_Requirements_
Please list all lines of the material below in which the string "text" occurs.
--
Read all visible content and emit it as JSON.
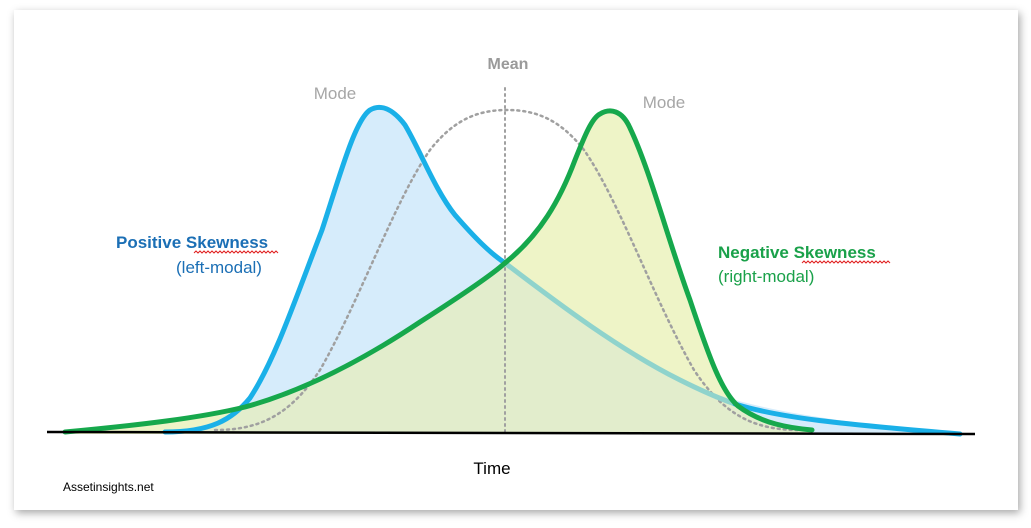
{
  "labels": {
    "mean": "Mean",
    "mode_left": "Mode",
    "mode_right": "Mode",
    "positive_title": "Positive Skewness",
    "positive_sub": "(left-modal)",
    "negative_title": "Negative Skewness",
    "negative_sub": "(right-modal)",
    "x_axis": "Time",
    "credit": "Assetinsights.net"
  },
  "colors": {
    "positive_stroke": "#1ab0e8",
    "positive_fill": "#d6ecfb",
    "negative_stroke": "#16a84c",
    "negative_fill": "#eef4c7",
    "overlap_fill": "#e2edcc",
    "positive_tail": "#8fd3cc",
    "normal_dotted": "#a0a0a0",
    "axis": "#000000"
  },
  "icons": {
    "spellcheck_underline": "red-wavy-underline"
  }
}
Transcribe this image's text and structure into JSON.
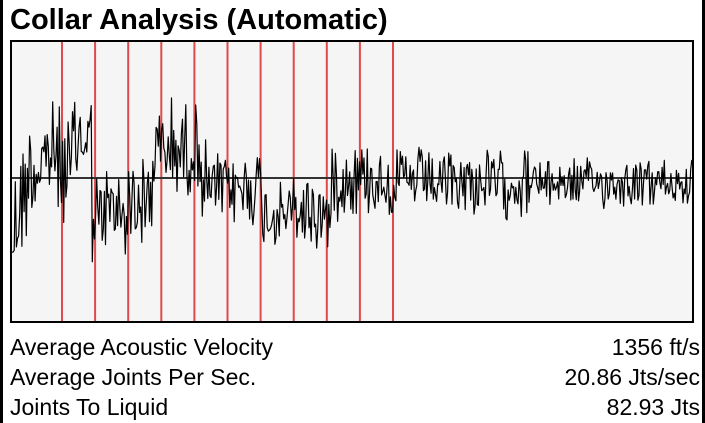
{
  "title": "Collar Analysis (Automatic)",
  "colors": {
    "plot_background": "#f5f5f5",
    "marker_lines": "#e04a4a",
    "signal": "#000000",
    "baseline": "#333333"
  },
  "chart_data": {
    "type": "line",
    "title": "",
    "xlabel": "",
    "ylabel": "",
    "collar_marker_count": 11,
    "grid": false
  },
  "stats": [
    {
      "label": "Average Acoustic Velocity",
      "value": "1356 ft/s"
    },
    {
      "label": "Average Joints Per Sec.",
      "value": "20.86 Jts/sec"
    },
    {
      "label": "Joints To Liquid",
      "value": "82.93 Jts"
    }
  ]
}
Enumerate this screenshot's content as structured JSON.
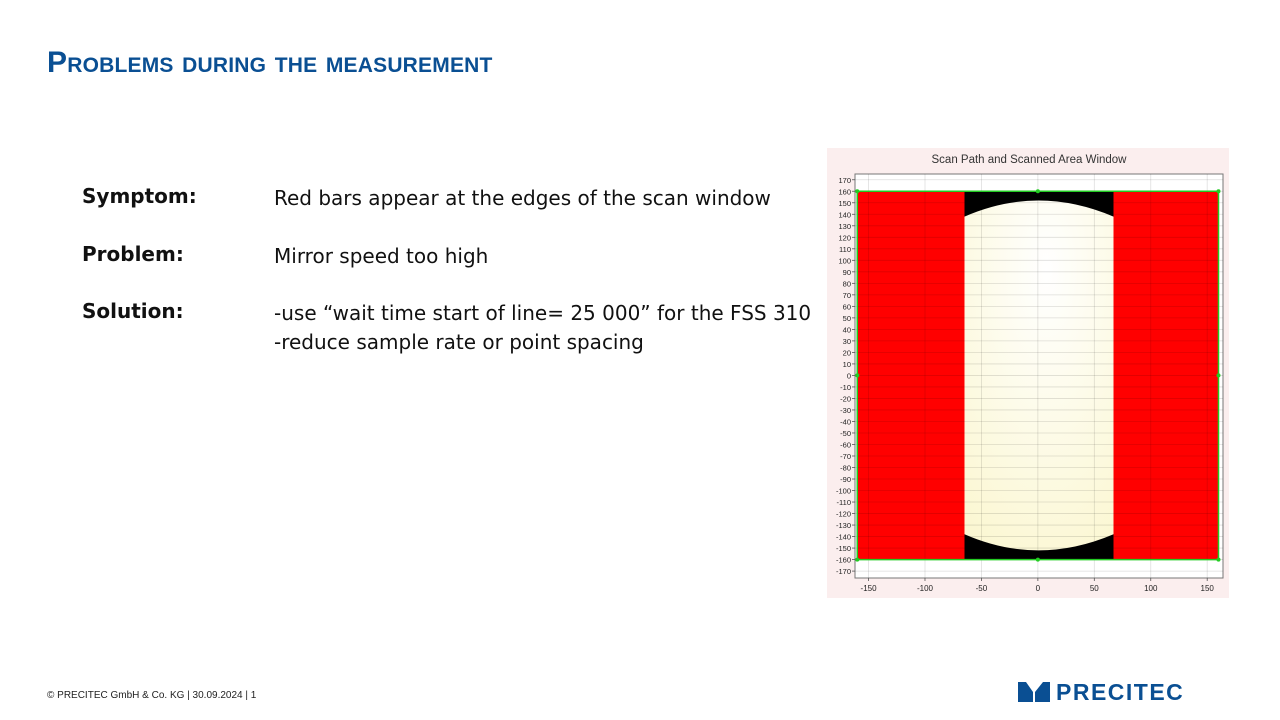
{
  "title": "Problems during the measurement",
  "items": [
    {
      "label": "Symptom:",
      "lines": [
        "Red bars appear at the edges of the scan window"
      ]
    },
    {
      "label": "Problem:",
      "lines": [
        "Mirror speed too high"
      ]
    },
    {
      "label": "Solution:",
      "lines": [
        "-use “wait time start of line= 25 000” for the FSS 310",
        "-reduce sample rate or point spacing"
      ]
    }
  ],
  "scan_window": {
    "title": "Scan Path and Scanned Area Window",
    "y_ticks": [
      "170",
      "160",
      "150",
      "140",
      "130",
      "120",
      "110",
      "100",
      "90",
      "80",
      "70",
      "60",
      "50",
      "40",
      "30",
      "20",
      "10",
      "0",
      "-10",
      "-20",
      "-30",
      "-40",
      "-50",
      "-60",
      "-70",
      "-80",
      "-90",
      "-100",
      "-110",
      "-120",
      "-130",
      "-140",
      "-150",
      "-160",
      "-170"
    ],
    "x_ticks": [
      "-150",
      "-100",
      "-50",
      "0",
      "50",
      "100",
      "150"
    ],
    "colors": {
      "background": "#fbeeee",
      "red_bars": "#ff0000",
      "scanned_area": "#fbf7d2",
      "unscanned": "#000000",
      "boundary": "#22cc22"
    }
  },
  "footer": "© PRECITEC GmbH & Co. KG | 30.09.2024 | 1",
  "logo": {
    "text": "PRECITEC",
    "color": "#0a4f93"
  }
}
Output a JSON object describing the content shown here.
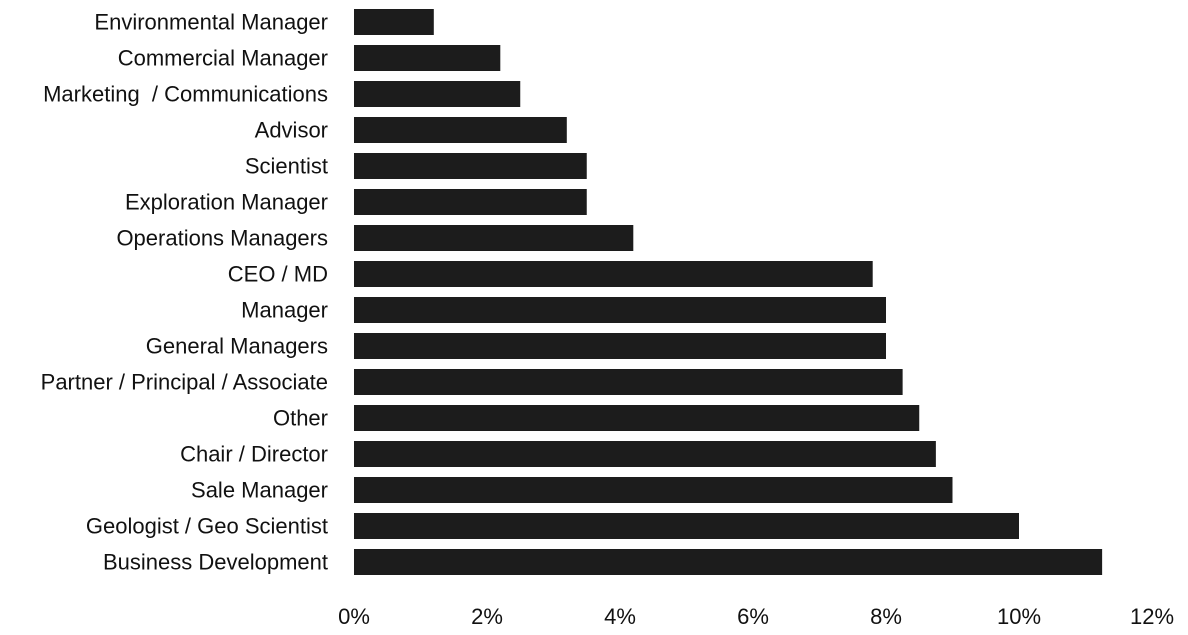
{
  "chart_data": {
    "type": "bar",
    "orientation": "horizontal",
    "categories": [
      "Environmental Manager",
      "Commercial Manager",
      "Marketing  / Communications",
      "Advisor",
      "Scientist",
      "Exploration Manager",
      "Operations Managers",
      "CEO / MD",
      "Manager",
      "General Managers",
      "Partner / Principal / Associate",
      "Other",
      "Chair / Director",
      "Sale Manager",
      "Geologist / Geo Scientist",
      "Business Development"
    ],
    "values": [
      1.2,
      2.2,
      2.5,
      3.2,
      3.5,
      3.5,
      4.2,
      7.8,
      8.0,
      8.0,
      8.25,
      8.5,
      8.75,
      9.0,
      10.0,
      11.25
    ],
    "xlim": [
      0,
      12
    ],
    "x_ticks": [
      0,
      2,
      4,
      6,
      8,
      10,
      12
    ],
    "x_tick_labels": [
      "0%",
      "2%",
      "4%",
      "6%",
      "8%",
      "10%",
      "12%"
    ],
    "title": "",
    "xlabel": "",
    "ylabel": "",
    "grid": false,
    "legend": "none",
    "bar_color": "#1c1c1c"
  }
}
--
_Solution_
Transcribe this image's text and structure into JSON.
    "text": "PRECITEC",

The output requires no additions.